**Stated exercise:** How many lines in the records below hold the string "может"? Answer with the number alone.

* begin Provided material *

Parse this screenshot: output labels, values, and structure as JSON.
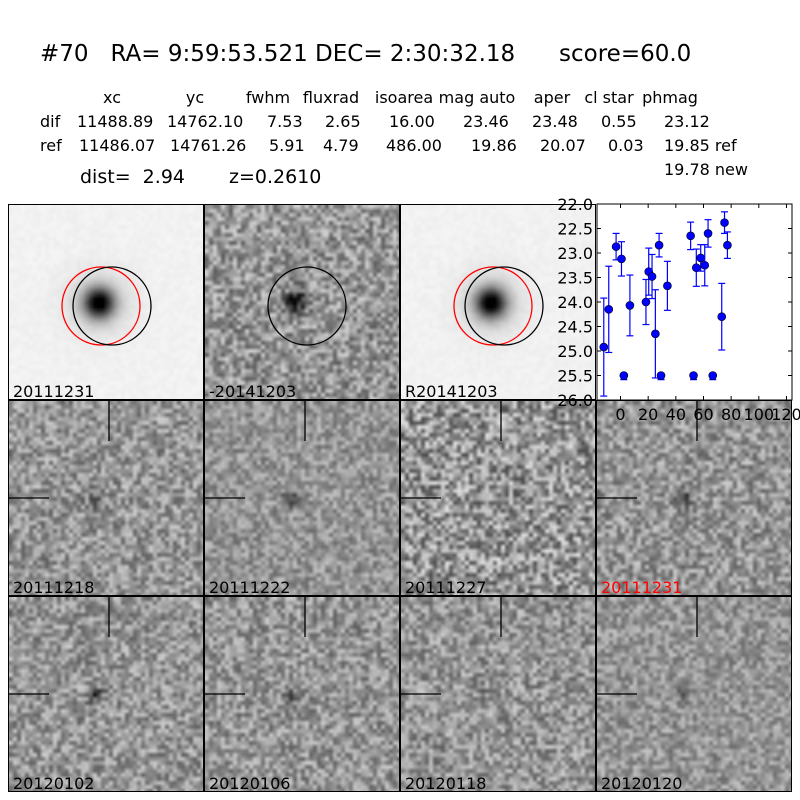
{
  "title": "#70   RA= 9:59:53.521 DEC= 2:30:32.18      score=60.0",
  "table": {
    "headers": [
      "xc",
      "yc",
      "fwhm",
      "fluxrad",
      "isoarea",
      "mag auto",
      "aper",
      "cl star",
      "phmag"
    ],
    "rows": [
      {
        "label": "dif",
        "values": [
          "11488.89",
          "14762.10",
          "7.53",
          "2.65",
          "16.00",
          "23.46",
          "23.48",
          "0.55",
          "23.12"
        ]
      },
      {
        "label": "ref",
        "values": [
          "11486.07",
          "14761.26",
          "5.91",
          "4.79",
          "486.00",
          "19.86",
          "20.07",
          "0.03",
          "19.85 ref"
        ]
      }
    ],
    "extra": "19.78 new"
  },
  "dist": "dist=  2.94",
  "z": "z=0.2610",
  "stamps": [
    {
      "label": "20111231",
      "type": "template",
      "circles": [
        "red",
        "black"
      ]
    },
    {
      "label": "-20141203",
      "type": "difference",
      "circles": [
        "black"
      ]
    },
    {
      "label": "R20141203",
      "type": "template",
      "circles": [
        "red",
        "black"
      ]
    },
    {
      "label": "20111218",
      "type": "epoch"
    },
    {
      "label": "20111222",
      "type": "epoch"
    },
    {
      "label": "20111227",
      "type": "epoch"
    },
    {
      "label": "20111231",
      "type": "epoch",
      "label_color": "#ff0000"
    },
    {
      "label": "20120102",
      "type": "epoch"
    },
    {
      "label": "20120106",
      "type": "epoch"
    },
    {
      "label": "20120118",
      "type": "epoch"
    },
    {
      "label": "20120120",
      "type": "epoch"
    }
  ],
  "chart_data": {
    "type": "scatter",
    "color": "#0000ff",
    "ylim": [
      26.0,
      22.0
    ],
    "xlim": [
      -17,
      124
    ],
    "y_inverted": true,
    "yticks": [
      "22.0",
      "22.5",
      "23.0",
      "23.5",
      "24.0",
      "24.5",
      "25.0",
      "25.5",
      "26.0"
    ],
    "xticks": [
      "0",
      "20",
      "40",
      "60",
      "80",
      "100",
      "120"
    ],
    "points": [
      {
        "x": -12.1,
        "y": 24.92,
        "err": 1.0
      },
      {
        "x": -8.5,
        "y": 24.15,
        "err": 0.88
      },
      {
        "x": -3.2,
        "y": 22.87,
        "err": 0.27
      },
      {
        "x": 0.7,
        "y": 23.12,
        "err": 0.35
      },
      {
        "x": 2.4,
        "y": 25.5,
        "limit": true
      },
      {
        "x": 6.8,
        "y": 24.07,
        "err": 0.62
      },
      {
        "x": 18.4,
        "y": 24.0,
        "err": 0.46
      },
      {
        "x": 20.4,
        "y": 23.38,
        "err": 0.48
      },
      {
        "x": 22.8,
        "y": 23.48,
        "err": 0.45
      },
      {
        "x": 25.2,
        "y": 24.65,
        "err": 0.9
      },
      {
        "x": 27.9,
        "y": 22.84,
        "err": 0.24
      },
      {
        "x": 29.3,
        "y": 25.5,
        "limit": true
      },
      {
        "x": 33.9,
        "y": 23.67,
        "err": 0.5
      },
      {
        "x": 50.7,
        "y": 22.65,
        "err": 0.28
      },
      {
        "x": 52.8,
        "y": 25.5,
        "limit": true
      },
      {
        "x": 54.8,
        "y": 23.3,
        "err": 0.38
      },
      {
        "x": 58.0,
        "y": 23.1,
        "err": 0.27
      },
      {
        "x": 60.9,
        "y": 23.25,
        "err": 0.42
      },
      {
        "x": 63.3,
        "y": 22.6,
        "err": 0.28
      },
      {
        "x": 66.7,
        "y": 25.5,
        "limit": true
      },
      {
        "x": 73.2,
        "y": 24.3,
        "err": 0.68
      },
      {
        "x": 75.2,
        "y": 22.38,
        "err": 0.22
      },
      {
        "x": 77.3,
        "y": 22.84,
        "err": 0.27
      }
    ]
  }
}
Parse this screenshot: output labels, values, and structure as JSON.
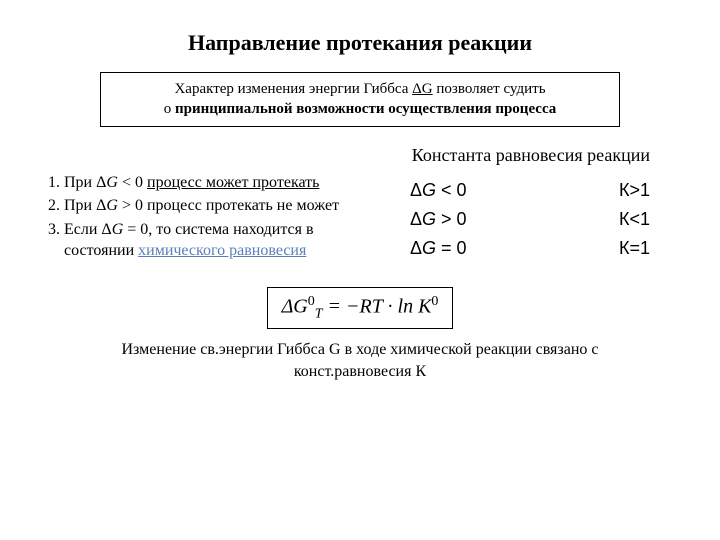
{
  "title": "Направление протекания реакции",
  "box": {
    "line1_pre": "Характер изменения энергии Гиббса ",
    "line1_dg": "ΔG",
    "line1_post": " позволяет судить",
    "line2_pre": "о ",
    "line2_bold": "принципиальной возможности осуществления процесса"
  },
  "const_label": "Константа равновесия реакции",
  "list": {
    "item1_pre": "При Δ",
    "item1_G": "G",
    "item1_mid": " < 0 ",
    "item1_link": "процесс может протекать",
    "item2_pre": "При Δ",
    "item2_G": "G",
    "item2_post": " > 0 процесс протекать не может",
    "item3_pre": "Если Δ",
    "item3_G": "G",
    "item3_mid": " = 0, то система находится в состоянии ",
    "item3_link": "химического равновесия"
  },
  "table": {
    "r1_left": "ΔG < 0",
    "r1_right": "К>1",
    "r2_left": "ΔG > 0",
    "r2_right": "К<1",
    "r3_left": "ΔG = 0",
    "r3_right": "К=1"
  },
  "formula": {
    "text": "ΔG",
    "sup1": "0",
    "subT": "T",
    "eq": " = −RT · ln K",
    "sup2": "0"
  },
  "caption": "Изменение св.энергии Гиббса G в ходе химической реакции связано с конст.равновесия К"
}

* end Provided material *

**Solution to this task:** 2